▶ THE PROBLEM
Give every line below again, exactly.
-- start --
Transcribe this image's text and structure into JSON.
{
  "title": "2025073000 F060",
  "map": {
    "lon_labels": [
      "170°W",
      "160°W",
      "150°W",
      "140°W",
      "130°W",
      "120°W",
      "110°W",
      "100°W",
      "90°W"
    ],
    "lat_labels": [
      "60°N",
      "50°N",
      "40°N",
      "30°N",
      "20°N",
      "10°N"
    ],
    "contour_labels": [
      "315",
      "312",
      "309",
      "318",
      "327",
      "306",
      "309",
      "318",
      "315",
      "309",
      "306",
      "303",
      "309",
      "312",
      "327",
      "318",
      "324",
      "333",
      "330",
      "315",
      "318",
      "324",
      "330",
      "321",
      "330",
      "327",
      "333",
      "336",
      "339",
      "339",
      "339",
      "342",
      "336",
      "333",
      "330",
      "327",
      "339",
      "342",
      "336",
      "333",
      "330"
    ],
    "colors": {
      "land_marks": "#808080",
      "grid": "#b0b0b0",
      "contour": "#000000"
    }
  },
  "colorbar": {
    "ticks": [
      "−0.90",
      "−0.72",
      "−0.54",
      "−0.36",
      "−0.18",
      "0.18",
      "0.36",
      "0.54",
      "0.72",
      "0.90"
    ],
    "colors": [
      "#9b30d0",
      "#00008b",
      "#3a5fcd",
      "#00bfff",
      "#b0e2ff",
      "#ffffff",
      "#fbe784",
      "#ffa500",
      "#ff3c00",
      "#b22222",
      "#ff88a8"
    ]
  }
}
-- end --
▶ CORRECT RESULT
Transcribe this image's text and structure into JSON.
{
  "title": "2025073000 F060",
  "map": {
    "lon_labels": [
      "170°W",
      "160°W",
      "150°W",
      "140°W",
      "130°W",
      "120°W",
      "110°W",
      "100°W",
      "90°W"
    ],
    "lat_labels": [
      "60°N",
      "50°N",
      "40°N",
      "30°N",
      "20°N",
      "10°N"
    ],
    "contour_labels": [
      "315",
      "312",
      "309",
      "318",
      "327",
      "306",
      "309",
      "318",
      "315",
      "309",
      "306",
      "303",
      "309",
      "312",
      "327",
      "318",
      "324",
      "333",
      "330",
      "315",
      "318",
      "324",
      "330",
      "321",
      "330",
      "327",
      "333",
      "336",
      "339",
      "339",
      "339",
      "342",
      "336",
      "333",
      "330",
      "327",
      "339",
      "342",
      "336",
      "333",
      "330"
    ],
    "colors": {
      "land_marks": "#808080",
      "grid": "#b0b0b0",
      "contour": "#000000"
    }
  },
  "colorbar": {
    "ticks": [
      "−0.90",
      "−0.72",
      "−0.54",
      "−0.36",
      "−0.18",
      "0.18",
      "0.36",
      "0.54",
      "0.72",
      "0.90"
    ],
    "colors": [
      "#9b30d0",
      "#00008b",
      "#3a5fcd",
      "#00bfff",
      "#b0e2ff",
      "#ffffff",
      "#fbe784",
      "#ffa500",
      "#ff3c00",
      "#b22222",
      "#ff88a8"
    ]
  }
}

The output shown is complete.